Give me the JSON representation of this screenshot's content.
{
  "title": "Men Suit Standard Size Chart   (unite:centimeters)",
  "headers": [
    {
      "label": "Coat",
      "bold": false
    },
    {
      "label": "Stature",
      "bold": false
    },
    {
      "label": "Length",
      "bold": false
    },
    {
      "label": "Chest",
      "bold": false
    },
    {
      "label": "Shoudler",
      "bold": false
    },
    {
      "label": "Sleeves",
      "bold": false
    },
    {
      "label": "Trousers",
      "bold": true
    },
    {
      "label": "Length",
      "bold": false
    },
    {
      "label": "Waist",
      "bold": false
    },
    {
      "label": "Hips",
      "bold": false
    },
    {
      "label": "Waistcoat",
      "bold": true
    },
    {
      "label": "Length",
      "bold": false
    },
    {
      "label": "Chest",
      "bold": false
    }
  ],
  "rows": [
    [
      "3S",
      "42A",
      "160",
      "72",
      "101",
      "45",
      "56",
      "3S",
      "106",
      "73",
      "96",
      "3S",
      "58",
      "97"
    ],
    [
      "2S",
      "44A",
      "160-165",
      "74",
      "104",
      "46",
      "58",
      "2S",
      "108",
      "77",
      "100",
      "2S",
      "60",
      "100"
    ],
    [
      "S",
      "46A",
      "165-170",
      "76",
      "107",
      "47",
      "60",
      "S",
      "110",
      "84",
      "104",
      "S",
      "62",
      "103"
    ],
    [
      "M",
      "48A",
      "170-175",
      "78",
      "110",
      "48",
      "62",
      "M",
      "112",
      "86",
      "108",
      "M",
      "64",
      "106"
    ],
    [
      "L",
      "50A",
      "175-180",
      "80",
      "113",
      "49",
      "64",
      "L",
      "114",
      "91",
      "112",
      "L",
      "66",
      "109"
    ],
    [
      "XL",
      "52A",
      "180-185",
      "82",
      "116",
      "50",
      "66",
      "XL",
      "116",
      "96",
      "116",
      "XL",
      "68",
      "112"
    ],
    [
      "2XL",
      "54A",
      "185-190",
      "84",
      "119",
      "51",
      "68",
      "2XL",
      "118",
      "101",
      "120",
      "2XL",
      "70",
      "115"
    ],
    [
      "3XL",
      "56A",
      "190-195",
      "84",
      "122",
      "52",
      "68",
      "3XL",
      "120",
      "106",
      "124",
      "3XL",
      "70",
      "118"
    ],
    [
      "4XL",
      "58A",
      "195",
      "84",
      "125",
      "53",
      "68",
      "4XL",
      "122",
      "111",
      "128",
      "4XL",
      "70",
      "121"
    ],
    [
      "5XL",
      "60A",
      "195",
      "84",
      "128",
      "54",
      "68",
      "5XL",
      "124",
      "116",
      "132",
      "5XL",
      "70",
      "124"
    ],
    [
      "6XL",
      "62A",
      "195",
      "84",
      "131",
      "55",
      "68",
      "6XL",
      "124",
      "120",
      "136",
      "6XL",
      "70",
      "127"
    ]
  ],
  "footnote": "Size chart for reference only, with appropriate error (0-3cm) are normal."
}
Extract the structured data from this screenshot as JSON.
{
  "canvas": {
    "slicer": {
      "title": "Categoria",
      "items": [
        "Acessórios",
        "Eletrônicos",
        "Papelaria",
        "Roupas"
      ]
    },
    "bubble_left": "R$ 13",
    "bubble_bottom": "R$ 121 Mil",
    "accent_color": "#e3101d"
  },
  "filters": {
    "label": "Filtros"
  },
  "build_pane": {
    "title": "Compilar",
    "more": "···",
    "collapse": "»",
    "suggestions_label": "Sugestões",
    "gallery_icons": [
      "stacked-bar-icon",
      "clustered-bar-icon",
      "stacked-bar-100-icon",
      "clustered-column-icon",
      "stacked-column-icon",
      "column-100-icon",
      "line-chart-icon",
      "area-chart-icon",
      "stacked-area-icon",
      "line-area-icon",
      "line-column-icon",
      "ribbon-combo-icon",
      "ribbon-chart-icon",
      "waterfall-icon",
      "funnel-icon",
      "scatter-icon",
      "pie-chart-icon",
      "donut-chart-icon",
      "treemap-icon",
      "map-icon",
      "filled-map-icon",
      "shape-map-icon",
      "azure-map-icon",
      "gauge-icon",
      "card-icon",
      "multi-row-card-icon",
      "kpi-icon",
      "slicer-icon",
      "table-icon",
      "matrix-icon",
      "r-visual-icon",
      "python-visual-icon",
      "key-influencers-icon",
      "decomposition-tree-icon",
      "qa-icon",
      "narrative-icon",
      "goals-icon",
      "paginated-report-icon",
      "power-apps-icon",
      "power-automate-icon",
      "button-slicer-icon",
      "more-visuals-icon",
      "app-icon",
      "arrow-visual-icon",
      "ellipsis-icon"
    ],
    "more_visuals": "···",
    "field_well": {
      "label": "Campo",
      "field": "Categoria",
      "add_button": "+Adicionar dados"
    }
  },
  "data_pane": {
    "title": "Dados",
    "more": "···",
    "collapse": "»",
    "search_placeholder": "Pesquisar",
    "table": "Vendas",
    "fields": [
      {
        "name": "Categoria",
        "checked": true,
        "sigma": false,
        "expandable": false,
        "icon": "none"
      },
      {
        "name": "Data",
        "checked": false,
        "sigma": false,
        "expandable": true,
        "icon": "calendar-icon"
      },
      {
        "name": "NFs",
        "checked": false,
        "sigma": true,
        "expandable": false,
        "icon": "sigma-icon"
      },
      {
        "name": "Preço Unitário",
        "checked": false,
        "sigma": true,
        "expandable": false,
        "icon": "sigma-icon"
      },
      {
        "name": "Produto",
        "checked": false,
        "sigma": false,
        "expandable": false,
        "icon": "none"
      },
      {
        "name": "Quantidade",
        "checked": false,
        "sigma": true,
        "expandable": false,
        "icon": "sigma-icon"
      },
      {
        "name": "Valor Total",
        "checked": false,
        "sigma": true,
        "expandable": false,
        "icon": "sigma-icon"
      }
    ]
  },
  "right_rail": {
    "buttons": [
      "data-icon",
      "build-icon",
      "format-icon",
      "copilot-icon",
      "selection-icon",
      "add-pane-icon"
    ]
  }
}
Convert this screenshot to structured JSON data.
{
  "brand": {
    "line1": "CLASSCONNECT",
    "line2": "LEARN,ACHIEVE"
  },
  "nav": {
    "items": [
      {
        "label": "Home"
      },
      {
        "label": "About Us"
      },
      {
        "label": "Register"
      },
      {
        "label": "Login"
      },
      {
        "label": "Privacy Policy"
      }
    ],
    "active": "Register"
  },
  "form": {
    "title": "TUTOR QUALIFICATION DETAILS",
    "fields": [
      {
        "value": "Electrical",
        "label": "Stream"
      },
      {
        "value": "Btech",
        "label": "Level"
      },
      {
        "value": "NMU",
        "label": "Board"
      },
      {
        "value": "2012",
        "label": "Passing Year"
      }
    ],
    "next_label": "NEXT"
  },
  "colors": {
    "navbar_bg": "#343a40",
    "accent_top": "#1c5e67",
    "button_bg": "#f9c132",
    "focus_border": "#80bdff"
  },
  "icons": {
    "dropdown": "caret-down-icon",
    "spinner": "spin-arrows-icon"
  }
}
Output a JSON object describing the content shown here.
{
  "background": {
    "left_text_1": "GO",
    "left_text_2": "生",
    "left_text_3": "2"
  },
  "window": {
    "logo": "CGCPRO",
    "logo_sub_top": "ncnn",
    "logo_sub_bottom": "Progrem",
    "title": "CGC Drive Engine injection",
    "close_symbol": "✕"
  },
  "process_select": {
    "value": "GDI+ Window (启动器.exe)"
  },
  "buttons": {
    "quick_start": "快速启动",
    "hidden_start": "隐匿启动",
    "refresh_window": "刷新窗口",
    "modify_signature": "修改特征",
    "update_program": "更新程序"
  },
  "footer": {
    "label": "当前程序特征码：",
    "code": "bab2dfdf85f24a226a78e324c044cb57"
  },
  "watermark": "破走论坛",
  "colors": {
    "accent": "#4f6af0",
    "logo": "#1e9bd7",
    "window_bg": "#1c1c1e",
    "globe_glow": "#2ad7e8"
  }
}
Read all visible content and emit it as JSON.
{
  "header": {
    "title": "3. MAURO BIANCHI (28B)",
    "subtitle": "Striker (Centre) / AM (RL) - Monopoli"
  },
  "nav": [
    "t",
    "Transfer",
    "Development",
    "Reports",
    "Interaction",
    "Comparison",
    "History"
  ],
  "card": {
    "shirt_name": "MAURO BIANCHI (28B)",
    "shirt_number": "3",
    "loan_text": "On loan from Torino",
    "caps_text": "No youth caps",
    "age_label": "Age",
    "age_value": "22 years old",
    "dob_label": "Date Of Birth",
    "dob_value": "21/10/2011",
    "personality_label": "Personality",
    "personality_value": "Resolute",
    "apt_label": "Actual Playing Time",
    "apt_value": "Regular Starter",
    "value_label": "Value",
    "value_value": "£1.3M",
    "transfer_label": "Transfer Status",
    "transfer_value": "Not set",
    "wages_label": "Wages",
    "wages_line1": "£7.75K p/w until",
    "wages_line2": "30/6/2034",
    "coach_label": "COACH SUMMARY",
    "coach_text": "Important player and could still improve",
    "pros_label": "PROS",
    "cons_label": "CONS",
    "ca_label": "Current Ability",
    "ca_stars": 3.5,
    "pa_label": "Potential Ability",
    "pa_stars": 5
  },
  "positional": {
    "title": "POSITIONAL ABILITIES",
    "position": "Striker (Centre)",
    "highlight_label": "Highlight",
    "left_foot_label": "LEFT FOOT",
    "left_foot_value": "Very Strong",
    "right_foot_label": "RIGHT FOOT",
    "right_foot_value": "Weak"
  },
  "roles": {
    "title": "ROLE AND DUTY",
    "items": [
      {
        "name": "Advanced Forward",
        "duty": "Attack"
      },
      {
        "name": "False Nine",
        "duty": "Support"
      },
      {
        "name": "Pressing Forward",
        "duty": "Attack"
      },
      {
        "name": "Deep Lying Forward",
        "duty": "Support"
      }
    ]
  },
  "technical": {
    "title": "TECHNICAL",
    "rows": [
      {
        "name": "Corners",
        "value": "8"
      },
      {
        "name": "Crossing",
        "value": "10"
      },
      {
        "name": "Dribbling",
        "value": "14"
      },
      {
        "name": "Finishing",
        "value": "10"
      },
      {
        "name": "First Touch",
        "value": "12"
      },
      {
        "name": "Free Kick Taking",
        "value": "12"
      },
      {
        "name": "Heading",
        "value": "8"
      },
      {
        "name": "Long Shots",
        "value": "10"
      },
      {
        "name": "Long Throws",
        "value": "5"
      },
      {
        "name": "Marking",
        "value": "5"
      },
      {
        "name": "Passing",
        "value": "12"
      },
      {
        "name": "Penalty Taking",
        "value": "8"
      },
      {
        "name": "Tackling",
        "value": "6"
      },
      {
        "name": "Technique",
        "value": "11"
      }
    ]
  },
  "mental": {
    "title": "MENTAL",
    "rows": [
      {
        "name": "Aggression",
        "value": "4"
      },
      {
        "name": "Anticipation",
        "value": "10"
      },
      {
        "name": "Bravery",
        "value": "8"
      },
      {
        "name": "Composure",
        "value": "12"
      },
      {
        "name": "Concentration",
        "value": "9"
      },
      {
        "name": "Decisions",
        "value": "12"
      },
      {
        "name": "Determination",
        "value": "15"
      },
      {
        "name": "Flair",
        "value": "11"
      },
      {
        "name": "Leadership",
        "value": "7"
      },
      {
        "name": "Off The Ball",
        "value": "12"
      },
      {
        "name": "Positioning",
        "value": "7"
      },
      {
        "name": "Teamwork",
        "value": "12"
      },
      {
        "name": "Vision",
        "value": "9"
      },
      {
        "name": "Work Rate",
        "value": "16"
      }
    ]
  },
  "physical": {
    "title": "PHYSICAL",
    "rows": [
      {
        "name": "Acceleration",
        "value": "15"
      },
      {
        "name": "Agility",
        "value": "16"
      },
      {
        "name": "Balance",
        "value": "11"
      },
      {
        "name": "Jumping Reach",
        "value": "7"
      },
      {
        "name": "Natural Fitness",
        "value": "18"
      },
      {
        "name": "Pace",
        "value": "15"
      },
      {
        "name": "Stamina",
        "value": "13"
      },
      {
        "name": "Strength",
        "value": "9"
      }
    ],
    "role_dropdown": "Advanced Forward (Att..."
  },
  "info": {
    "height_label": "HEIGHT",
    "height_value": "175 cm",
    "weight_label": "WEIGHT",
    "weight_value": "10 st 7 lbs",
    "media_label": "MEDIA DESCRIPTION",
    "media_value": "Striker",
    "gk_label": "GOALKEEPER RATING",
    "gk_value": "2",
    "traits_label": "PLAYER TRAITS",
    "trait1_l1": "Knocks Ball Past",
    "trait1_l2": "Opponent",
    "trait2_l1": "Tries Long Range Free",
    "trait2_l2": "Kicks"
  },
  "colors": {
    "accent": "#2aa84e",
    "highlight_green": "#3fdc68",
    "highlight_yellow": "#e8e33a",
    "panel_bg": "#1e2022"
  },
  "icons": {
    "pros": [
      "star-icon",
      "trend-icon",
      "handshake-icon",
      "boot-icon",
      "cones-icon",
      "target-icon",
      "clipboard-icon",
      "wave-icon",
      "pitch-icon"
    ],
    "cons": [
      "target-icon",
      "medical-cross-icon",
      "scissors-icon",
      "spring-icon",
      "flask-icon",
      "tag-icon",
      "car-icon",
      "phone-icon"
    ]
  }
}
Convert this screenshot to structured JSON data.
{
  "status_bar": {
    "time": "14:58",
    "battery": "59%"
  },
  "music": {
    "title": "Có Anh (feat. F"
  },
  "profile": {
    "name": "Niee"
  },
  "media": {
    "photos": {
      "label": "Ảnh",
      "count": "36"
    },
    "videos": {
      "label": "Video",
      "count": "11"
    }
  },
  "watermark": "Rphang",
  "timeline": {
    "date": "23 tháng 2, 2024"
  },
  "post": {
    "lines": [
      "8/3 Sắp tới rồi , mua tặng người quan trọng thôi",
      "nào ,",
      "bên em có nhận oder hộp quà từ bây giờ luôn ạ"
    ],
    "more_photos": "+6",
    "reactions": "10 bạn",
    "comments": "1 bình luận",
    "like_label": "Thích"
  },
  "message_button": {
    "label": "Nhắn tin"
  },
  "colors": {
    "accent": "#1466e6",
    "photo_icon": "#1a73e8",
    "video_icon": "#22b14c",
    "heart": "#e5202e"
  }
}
============================================================
• _Problem requirements_:
Search the entries for the word "Long", then gather every line that has it.

• _Exercise response_:
        "name": "Long Shots",
        "name": "Long Throws",
    "trait2_l1": "Tries Long Range Free",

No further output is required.